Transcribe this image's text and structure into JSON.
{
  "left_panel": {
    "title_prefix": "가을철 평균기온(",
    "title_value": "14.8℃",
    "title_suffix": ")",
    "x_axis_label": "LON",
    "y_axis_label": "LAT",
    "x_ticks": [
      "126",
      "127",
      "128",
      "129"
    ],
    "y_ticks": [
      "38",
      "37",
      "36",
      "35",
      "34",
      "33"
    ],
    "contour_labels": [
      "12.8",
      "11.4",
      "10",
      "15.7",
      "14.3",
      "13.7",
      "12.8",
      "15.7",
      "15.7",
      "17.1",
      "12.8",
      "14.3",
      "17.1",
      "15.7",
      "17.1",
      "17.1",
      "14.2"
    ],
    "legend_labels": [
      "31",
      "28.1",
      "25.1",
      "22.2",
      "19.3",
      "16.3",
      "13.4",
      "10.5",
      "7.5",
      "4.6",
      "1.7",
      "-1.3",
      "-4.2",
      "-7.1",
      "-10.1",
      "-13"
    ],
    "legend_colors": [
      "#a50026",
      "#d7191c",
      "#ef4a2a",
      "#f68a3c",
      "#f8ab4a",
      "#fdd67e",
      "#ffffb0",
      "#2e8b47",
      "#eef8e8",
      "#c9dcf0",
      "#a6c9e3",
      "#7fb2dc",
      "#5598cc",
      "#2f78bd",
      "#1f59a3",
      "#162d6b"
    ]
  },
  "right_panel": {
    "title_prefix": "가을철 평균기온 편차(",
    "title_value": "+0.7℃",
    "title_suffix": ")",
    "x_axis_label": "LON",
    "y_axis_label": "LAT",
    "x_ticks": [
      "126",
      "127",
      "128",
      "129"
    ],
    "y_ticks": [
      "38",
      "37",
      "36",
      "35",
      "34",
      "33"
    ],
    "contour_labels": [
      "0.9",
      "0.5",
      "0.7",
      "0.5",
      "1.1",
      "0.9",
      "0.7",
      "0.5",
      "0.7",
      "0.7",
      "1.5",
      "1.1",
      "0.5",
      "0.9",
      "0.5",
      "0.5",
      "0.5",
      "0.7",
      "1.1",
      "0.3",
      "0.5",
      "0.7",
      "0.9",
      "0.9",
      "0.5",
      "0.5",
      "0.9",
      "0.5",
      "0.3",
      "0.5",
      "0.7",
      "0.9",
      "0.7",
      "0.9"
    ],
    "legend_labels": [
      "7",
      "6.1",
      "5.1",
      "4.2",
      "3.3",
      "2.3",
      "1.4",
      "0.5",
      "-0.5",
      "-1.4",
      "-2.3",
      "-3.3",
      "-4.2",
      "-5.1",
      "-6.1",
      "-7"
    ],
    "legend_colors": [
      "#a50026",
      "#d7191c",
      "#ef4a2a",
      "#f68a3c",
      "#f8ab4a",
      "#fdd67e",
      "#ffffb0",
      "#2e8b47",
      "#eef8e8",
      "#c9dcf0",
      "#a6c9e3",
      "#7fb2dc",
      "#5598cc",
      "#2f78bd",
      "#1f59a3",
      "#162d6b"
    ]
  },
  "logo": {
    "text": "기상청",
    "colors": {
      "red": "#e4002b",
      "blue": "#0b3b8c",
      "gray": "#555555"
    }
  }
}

● ● ● ●

# OBJECTIVE
Report only a number: how many lines in the material above contain the string "평균기온".

# TASK SOLUTION
2